**Set problem**
The records underneath are to be repeated exactly, with the pictures left out.

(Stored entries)

++++++++++

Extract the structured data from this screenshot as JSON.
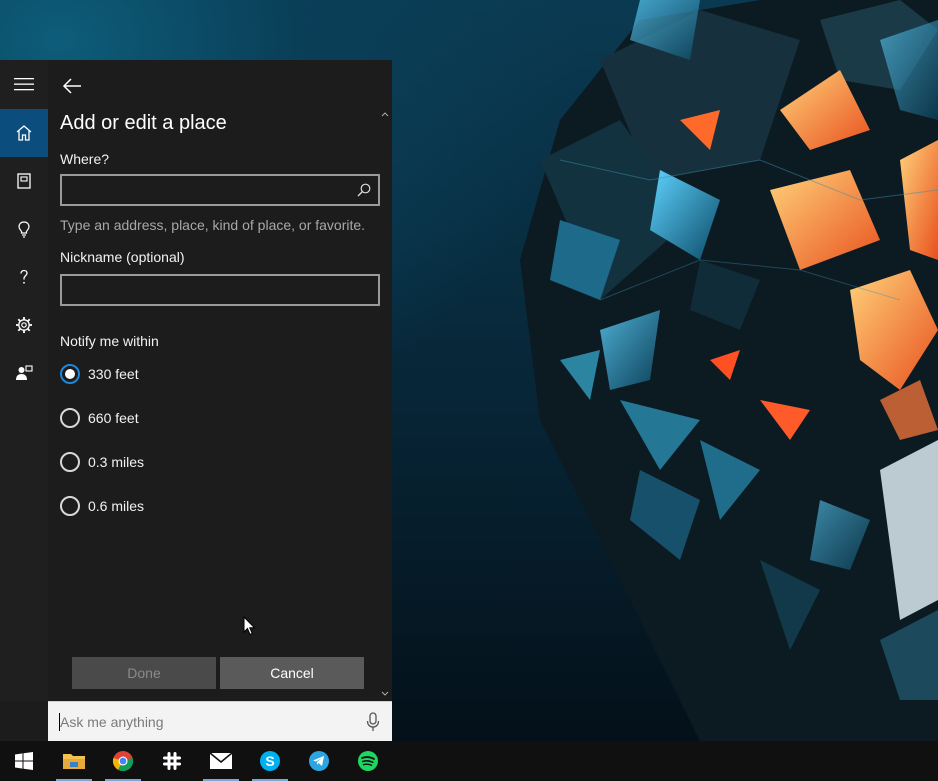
{
  "panel": {
    "title": "Add or edit a place",
    "where_label": "Where?",
    "where_value": "",
    "where_hint": "Type an address, place, kind of place, or favorite.",
    "nickname_label": "Nickname (optional)",
    "nickname_value": "",
    "notify_label": "Notify me within",
    "radius_options": [
      {
        "label": "330 feet",
        "checked": true
      },
      {
        "label": "660 feet",
        "checked": false
      },
      {
        "label": "0.3 miles",
        "checked": false
      },
      {
        "label": "0.6 miles",
        "checked": false
      }
    ],
    "done_label": "Done",
    "cancel_label": "Cancel"
  },
  "rail": {
    "items": [
      {
        "icon": "hamburger-menu-icon"
      },
      {
        "icon": "home-icon",
        "active": true
      },
      {
        "icon": "notebook-icon"
      },
      {
        "icon": "lightbulb-icon"
      },
      {
        "icon": "help-icon"
      },
      {
        "icon": "gear-icon"
      },
      {
        "icon": "feedback-icon"
      }
    ]
  },
  "search": {
    "placeholder": "Ask me anything",
    "mic_icon": "microphone-icon"
  },
  "taskbar": {
    "items": [
      {
        "icon": "windows-start-icon"
      },
      {
        "icon": "file-explorer-icon",
        "running": true
      },
      {
        "icon": "chrome-icon",
        "running": true
      },
      {
        "icon": "slack-icon"
      },
      {
        "icon": "mail-icon",
        "running": true
      },
      {
        "icon": "skype-icon",
        "running": true
      },
      {
        "icon": "telegram-icon"
      },
      {
        "icon": "spotify-icon"
      }
    ]
  },
  "colors": {
    "accent": "#0b4d7c",
    "radio_selected": "#1e86d9",
    "panel_bg": "#1c1c1c"
  }
}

++++++++++

**Output of the exercise**
Extract the structured data from this screenshot as JSON.
{
  "panel": {
    "title": "Add or edit a place",
    "where_label": "Where?",
    "where_value": "",
    "where_hint": "Type an address, place, kind of place, or favorite.",
    "nickname_label": "Nickname (optional)",
    "nickname_value": "",
    "notify_label": "Notify me within",
    "radius_options": [
      {
        "label": "330 feet",
        "checked": true
      },
      {
        "label": "660 feet",
        "checked": false
      },
      {
        "label": "0.3 miles",
        "checked": false
      },
      {
        "label": "0.6 miles",
        "checked": false
      }
    ],
    "done_label": "Done",
    "cancel_label": "Cancel"
  },
  "rail": {
    "items": [
      {
        "icon": "hamburger-menu-icon"
      },
      {
        "icon": "home-icon",
        "active": true
      },
      {
        "icon": "notebook-icon"
      },
      {
        "icon": "lightbulb-icon"
      },
      {
        "icon": "help-icon"
      },
      {
        "icon": "gear-icon"
      },
      {
        "icon": "feedback-icon"
      }
    ]
  },
  "search": {
    "placeholder": "Ask me anything",
    "mic_icon": "microphone-icon"
  },
  "taskbar": {
    "items": [
      {
        "icon": "windows-start-icon"
      },
      {
        "icon": "file-explorer-icon",
        "running": true
      },
      {
        "icon": "chrome-icon",
        "running": true
      },
      {
        "icon": "slack-icon"
      },
      {
        "icon": "mail-icon",
        "running": true
      },
      {
        "icon": "skype-icon",
        "running": true
      },
      {
        "icon": "telegram-icon"
      },
      {
        "icon": "spotify-icon"
      }
    ]
  },
  "colors": {
    "accent": "#0b4d7c",
    "radio_selected": "#1e86d9",
    "panel_bg": "#1c1c1c"
  }
}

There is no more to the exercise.